• **Work to be completed**: Omit the pictures from the entries below and retype everything else exactly.

═══

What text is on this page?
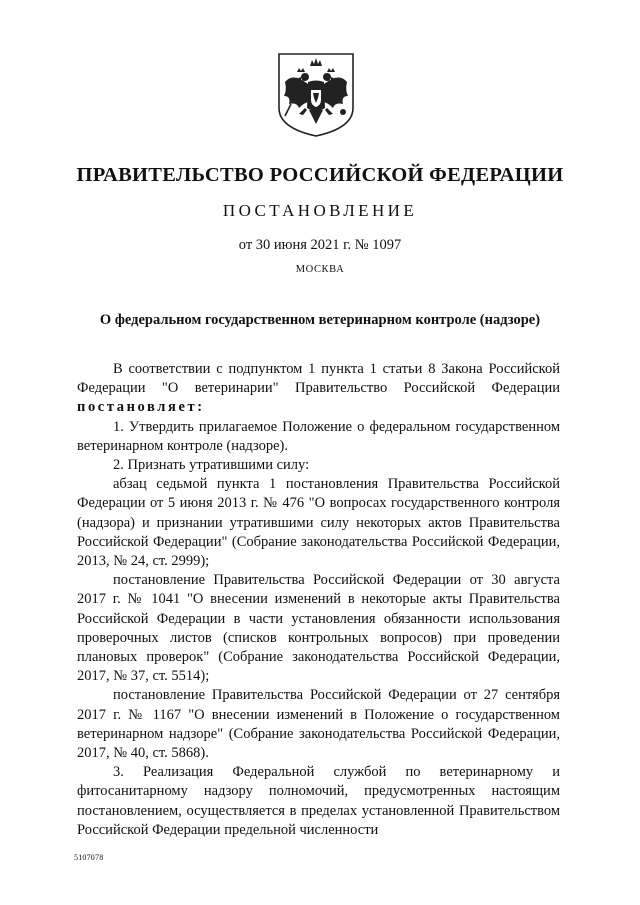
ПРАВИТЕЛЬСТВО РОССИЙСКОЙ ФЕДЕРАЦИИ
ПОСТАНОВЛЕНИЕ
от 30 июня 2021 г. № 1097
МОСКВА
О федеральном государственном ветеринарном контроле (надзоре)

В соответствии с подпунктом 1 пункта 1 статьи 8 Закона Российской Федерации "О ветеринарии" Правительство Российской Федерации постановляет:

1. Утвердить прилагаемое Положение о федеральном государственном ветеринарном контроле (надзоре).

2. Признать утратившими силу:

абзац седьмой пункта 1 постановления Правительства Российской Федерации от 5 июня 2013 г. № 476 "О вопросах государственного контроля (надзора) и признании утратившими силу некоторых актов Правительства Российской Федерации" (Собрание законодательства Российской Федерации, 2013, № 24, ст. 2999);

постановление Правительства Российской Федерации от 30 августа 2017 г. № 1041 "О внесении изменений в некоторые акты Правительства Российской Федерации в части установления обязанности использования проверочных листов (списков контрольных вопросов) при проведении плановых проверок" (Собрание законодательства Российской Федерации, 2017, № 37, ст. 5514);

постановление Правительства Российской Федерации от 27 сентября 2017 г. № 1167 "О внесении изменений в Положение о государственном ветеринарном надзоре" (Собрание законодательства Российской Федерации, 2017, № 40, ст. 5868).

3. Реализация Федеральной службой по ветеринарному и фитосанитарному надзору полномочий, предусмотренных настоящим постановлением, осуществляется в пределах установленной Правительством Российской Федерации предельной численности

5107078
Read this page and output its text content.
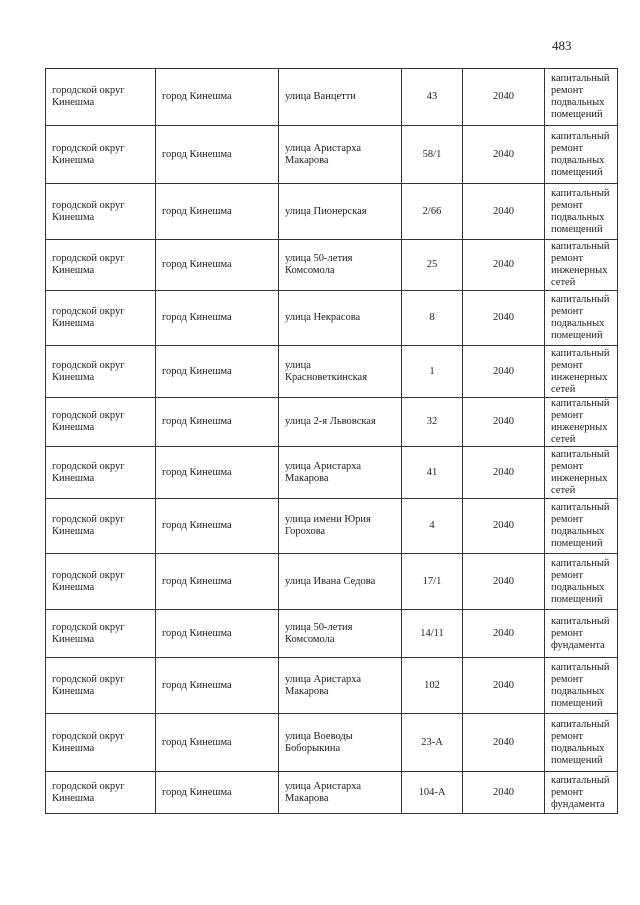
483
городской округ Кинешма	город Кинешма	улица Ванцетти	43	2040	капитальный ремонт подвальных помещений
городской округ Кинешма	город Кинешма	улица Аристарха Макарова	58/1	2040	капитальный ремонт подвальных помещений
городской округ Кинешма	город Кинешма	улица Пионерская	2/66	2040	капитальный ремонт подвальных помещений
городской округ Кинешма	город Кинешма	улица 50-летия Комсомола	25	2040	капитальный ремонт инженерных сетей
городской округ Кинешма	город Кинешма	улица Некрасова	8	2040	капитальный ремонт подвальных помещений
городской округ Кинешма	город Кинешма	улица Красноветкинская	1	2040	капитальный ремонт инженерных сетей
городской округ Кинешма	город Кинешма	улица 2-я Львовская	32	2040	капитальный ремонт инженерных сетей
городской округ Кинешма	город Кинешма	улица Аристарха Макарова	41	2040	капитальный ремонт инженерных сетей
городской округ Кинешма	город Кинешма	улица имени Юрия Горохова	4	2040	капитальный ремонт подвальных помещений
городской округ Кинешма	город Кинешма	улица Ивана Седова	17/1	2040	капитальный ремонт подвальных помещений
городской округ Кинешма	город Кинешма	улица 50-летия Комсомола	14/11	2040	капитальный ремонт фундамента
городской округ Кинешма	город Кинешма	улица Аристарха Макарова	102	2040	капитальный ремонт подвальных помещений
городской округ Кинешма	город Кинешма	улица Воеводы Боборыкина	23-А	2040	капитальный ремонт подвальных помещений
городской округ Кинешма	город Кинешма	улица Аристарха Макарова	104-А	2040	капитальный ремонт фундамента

═══

• **Solution for this problem**:
What text is on this page?
ПРАВИТЕЛЬСТВО РОССИЙСКОЙ ФЕДЕРАЦИИ
ПОСТАНОВЛЕНИЕ
от 30 июня 2021 г. № 1097
МОСКВА
О федеральном государственном ветеринарном контроле (надзоре)

В соответствии с подпунктом 1 пункта 1 статьи 8 Закона Российской Федерации "О ветеринарии" Правительство Российской Федерации постановляет:

1. Утвердить прилагаемое Положение о федеральном государственном ветеринарном контроле (надзоре).

2. Признать утратившими силу:

абзац седьмой пункта 1 постановления Правительства Российской Федерации от 5 июня 2013 г. № 476 "О вопросах государственного контроля (надзора) и признании утратившими силу некоторых актов Правительства Российской Федерации" (Собрание законодательства Российской Федерации, 2013, № 24, ст. 2999);

постановление Правительства Российской Федерации от 30 августа 2017 г. № 1041 "О внесении изменений в некоторые акты Правительства Российской Федерации в части установления обязанности использования проверочных листов (списков контрольных вопросов) при проведении плановых проверок" (Собрание законодательства Российской Федерации, 2017, № 37, ст. 5514);

постановление Правительства Российской Федерации от 27 сентября 2017 г. № 1167 "О внесении изменений в Положение о государственном ветеринарном надзоре" (Собрание законодательства Российской Федерации, 2017, № 40, ст. 5868).

3. Реализация Федеральной службой по ветеринарному и фитосанитарному надзору полномочий, предусмотренных настоящим постановлением, осуществляется в пределах установленной Правительством Российской Федерации предельной численности

5107078
Read this page and output its text content.
483
городской округ Кинешма	город Кинешма	улица Ванцетти	43	2040	капитальный ремонт подвальных помещений
городской округ Кинешма	город Кинешма	улица Аристарха Макарова	58/1	2040	капитальный ремонт подвальных помещений
городской округ Кинешма	город Кинешма	улица Пионерская	2/66	2040	капитальный ремонт подвальных помещений
городской округ Кинешма	город Кинешма	улица 50-летия Комсомола	25	2040	капитальный ремонт инженерных сетей
городской округ Кинешма	город Кинешма	улица Некрасова	8	2040	капитальный ремонт подвальных помещений
городской округ Кинешма	город Кинешма	улица Красноветкинская	1	2040	капитальный ремонт инженерных сетей
городской округ Кинешма	город Кинешма	улица 2-я Львовская	32	2040	капитальный ремонт инженерных сетей
городской округ Кинешма	город Кинешма	улица Аристарха Макарова	41	2040	капитальный ремонт инженерных сетей
городской округ Кинешма	город Кинешма	улица имени Юрия Горохова	4	2040	капитальный ремонт подвальных помещений
городской округ Кинешма	город Кинешма	улица Ивана Седова	17/1	2040	капитальный ремонт подвальных помещений
городской округ Кинешма	город Кинешма	улица 50-летия Комсомола	14/11	2040	капитальный ремонт фундамента
городской округ Кинешма	город Кинешма	улица Аристарха Макарова	102	2040	капитальный ремонт подвальных помещений
городской округ Кинешма	город Кинешма	улица Воеводы Боборыкина	23-А	2040	капитальный ремонт подвальных помещений
городской округ Кинешма	город Кинешма	улица Аристарха Макарова	104-А	2040	капитальный ремонт фундамента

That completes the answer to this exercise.